[Dataset records]
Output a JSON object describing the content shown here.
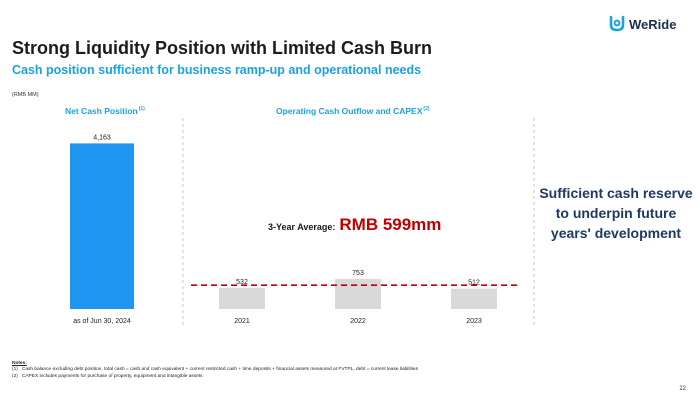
{
  "slide": {
    "title": "Strong Liquidity Position with Limited Cash Burn",
    "subtitle": "Cash position sufficient for business ramp-up and operational needs",
    "units": "(RMB MM)",
    "page_number": "22"
  },
  "logo": {
    "text": "WeRide",
    "color": "#1aa3e0"
  },
  "panels": {
    "left_title": "Net Cash Position",
    "left_note": "(1)",
    "right_title": "Operating Cash Outflow and CAPEX",
    "right_note": "(2)"
  },
  "average": {
    "label": "3-Year Average:",
    "value": "RMB 599mm"
  },
  "side_note": "Sufficient cash reserve to underpin future years' development",
  "notes": {
    "heading": "Notes:",
    "items": [
      {
        "num": "(1)",
        "text": "Cash balance excluding debt position, total cash = cash and cash equivalent + current restricted cash + time deposits + financial assets measured at FVTPL, debt = current lease liabilities"
      },
      {
        "num": "(2)",
        "text": "CAPEX includes payments for purchase of property, equipment and intangible assets"
      }
    ]
  },
  "chart_data": [
    {
      "type": "bar",
      "categories": [
        "as of Jun 30, 2024"
      ],
      "values": [
        4163
      ],
      "value_labels": [
        "4,163"
      ],
      "color": "#1e96f0",
      "ylim": [
        0,
        4500
      ]
    },
    {
      "type": "bar",
      "categories": [
        "2021",
        "2022",
        "2023"
      ],
      "values": [
        532,
        753,
        512
      ],
      "value_labels": [
        "532",
        "753",
        "512"
      ],
      "color": "#d9d9d9",
      "reference_line": {
        "value": 599,
        "style": "dashed",
        "color": "#c00000"
      },
      "ylim": [
        0,
        4500
      ]
    }
  ],
  "colors": {
    "accent": "#1aa3e0",
    "navy": "#1f3864",
    "red": "#c00000",
    "bar_blue": "#1e96f0",
    "bar_gray": "#d9d9d9"
  }
}
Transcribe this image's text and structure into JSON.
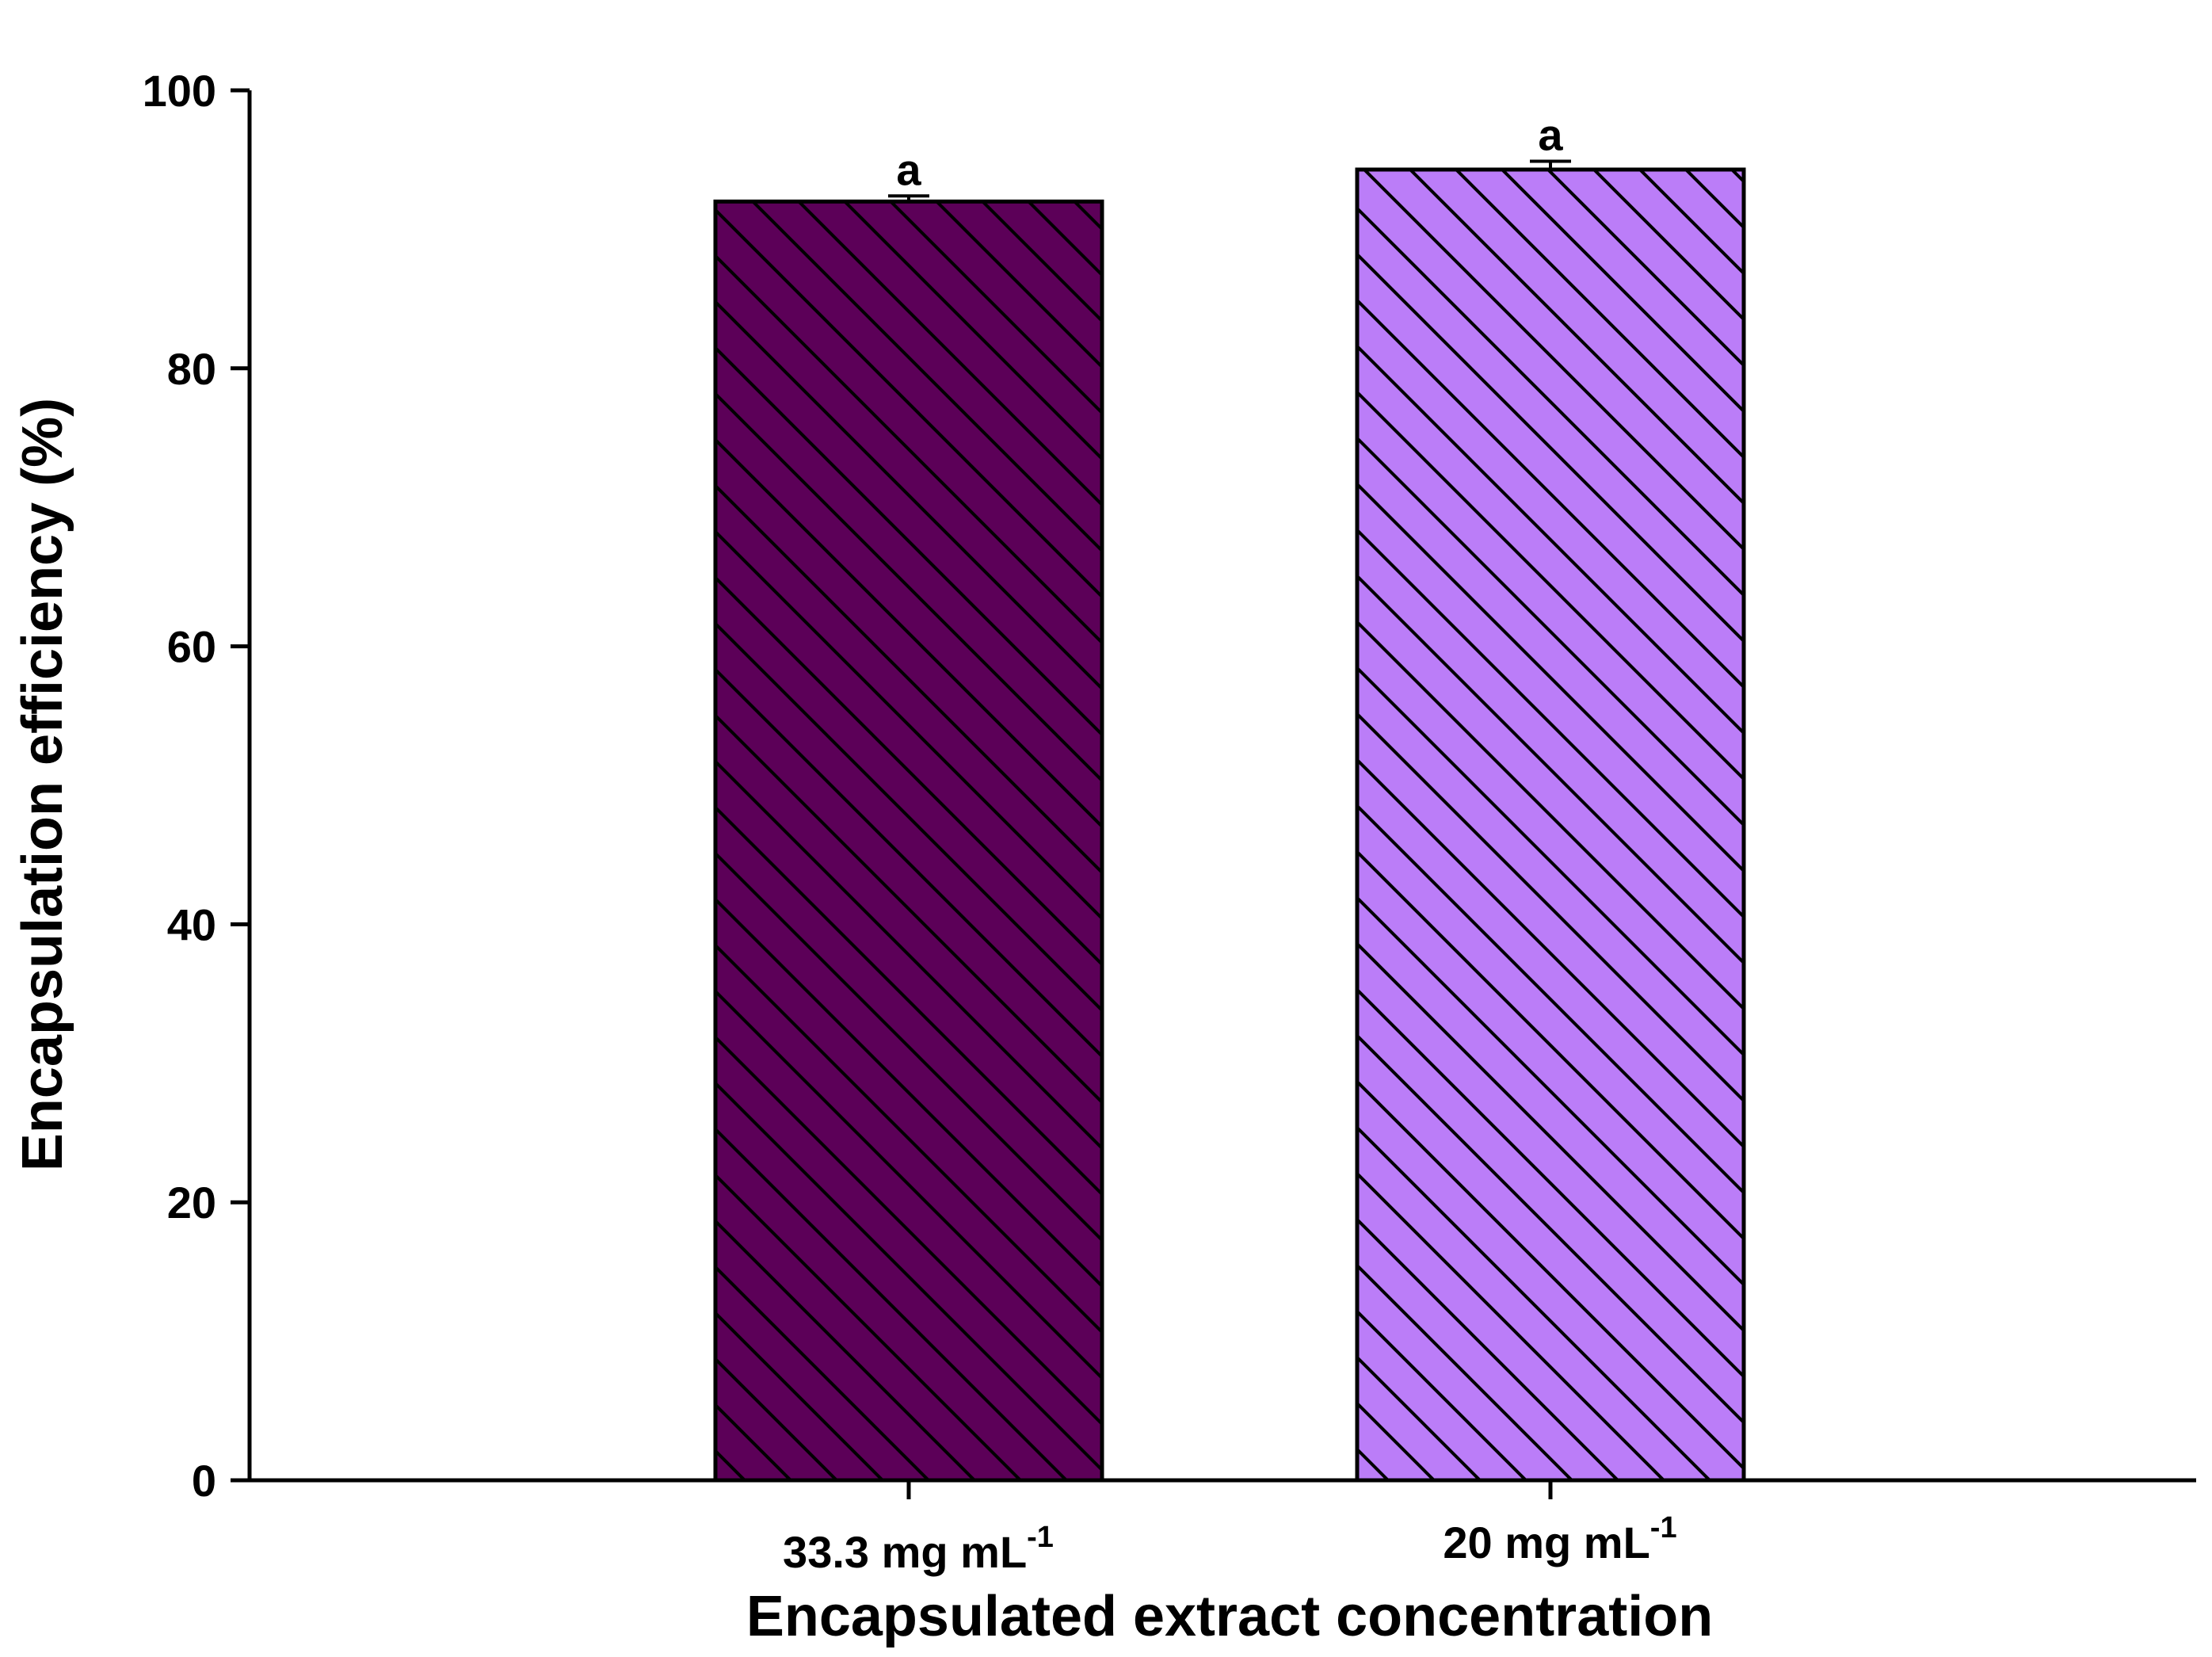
{
  "chart_data": {
    "type": "bar",
    "categories": [
      {
        "base": "33.3 mg mL",
        "sup": "-1"
      },
      {
        "base": "20 mg mL",
        "sup": "-1"
      }
    ],
    "values": [
      92.0,
      94.3
    ],
    "errors": [
      0.4,
      0.6
    ],
    "significance_letters": [
      "a",
      "a"
    ],
    "colors": [
      "#5c0058",
      "#bb7df8"
    ],
    "pattern": "diagonal-hatch",
    "xlabel": "Encapsulated extract concentration",
    "ylabel": "Encapsulation efficiency (%)",
    "ylim": [
      0,
      100
    ],
    "yticks": [
      0,
      20,
      40,
      60,
      80,
      100
    ],
    "grid": false,
    "legend": false
  }
}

*Task to carry out:* Without including any picture, retype the entries exactly.

*Response for this exercise:*
Output a JSON object describing the content shown here.
{
  "slide": {
    "title": "Strong Liquidity Position with Limited Cash Burn",
    "subtitle": "Cash position sufficient for business ramp-up and operational needs",
    "units": "(RMB MM)",
    "page_number": "22"
  },
  "logo": {
    "text": "WeRide",
    "color": "#1aa3e0"
  },
  "panels": {
    "left_title": "Net Cash Position",
    "left_note": "(1)",
    "right_title": "Operating Cash Outflow and CAPEX",
    "right_note": "(2)"
  },
  "average": {
    "label": "3-Year Average:",
    "value": "RMB 599mm"
  },
  "side_note": "Sufficient cash reserve to underpin future years' development",
  "notes": {
    "heading": "Notes:",
    "items": [
      {
        "num": "(1)",
        "text": "Cash balance excluding debt position, total cash = cash and cash equivalent + current restricted cash + time deposits + financial assets measured at FVTPL, debt = current lease liabilities"
      },
      {
        "num": "(2)",
        "text": "CAPEX includes payments for purchase of property, equipment and intangible assets"
      }
    ]
  },
  "chart_data": [
    {
      "type": "bar",
      "categories": [
        "as of Jun 30, 2024"
      ],
      "values": [
        4163
      ],
      "value_labels": [
        "4,163"
      ],
      "color": "#1e96f0",
      "ylim": [
        0,
        4500
      ]
    },
    {
      "type": "bar",
      "categories": [
        "2021",
        "2022",
        "2023"
      ],
      "values": [
        532,
        753,
        512
      ],
      "value_labels": [
        "532",
        "753",
        "512"
      ],
      "color": "#d9d9d9",
      "reference_line": {
        "value": 599,
        "style": "dashed",
        "color": "#c00000"
      },
      "ylim": [
        0,
        4500
      ]
    }
  ],
  "colors": {
    "accent": "#1aa3e0",
    "navy": "#1f3864",
    "red": "#c00000",
    "bar_blue": "#1e96f0",
    "bar_gray": "#d9d9d9"
  }
}
Transcribe this image's text and structure into JSON.
{
  "chart_data": {
    "type": "bar",
    "categories": [
      {
        "base": "33.3 mg mL",
        "sup": "-1"
      },
      {
        "base": "20 mg mL",
        "sup": "-1"
      }
    ],
    "values": [
      92.0,
      94.3
    ],
    "errors": [
      0.4,
      0.6
    ],
    "significance_letters": [
      "a",
      "a"
    ],
    "colors": [
      "#5c0058",
      "#bb7df8"
    ],
    "pattern": "diagonal-hatch",
    "xlabel": "Encapsulated extract concentration",
    "ylabel": "Encapsulation efficiency (%)",
    "ylim": [
      0,
      100
    ],
    "yticks": [
      0,
      20,
      40,
      60,
      80,
      100
    ],
    "grid": false,
    "legend": false
  }
}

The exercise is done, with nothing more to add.